Exercise brief ->
Transcribe the records below exactly, leaving out any pictures.
--- Start Task input ---
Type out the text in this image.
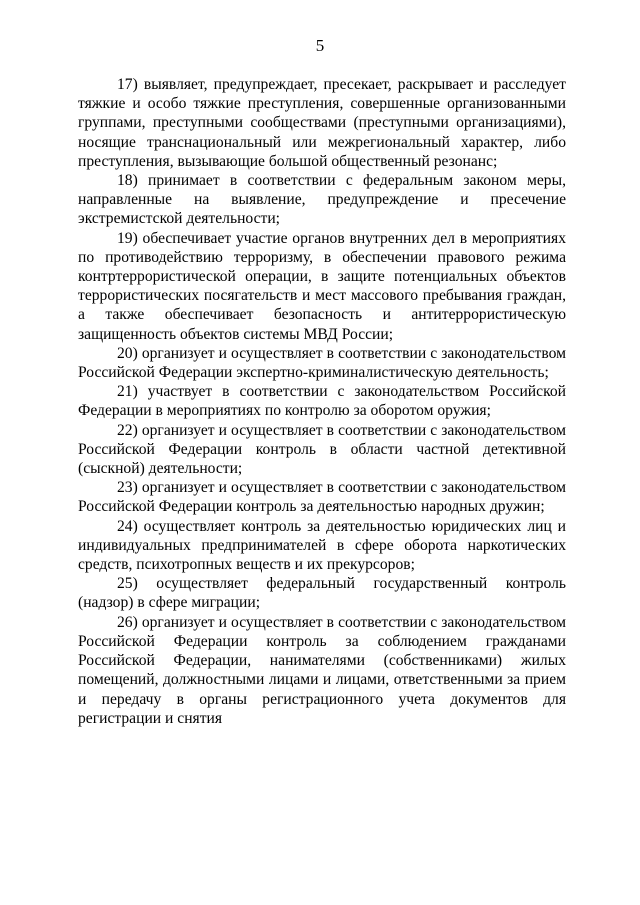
5

17) выявляет, предупреждает, пресекает, раскрывает и расследует тяжкие и особо тяжкие преступления, совершенные организованными группами, преступными сообществами (преступными организациями), носящие транснациональный или межрегиональный характер, либо преступления, вызывающие большой общественный резонанс;

18) принимает в соответствии с федеральным законом меры, направленные на выявление, предупреждение и пресечение экстремистской деятельности;

19) обеспечивает участие органов внутренних дел в мероприятиях по противодействию терроризму, в обеспечении правового режима контртеррористической операции, в защите потенциальных объектов террористических посягательств и мест массового пребывания граждан, а также обеспечивает безопасность и антитеррористическую защищенность объектов системы МВД России;

20) организует и осуществляет в соответствии с законодательством Российской Федерации экспертно-криминалистическую деятельность;

21) участвует в соответствии с законодательством Российской Федерации в мероприятиях по контролю за оборотом оружия;

22) организует и осуществляет в соответствии с законодательством Российской Федерации контроль в области частной детективной (сыскной) деятельности;

23) организует и осуществляет в соответствии с законодательством Российской Федерации контроль за деятельностью народных дружин;

24) осуществляет контроль за деятельностью юридических лиц и индивидуальных предпринимателей в сфере оборота наркотических средств, психотропных веществ и их прекурсоров;

25) осуществляет федеральный государственный контроль (надзор) в сфере миграции;

26) организует и осуществляет в соответствии с законодательством Российской Федерации контроль за соблюдением гражданами Российской Федерации, нанимателями (собственниками) жилых помещений, должностными лицами и лицами, ответственными за прием и передачу в органы регистрационного учета документов для регистрации и снятия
--- End Task input ---
Exercise result ->
Type out the text in this image.
5

17) выявляет, предупреждает, пресекает, раскрывает и расследует тяжкие и особо тяжкие преступления, совершенные организованными группами, преступными сообществами (преступными организациями), носящие транснациональный или межрегиональный характер, либо преступления, вызывающие большой общественный резонанс;

18) принимает в соответствии с федеральным законом меры, направленные на выявление, предупреждение и пресечение экстремистской деятельности;

19) обеспечивает участие органов внутренних дел в мероприятиях по противодействию терроризму, в обеспечении правового режима контртеррористической операции, в защите потенциальных объектов террористических посягательств и мест массового пребывания граждан, а также обеспечивает безопасность и антитеррористическую защищенность объектов системы МВД России;

20) организует и осуществляет в соответствии с законодательством Российской Федерации экспертно-криминалистическую деятельность;

21) участвует в соответствии с законодательством Российской Федерации в мероприятиях по контролю за оборотом оружия;

22) организует и осуществляет в соответствии с законодательством Российской Федерации контроль в области частной детективной (сыскной) деятельности;

23) организует и осуществляет в соответствии с законодательством Российской Федерации контроль за деятельностью народных дружин;

24) осуществляет контроль за деятельностью юридических лиц и индивидуальных предпринимателей в сфере оборота наркотических средств, психотропных веществ и их прекурсоров;

25) осуществляет федеральный государственный контроль (надзор) в сфере миграции;

26) организует и осуществляет в соответствии с законодательством Российской Федерации контроль за соблюдением гражданами Российской Федерации, нанимателями (собственниками) жилых помещений, должностными лицами и лицами, ответственными за прием и передачу в органы регистрационного учета документов для регистрации и снятия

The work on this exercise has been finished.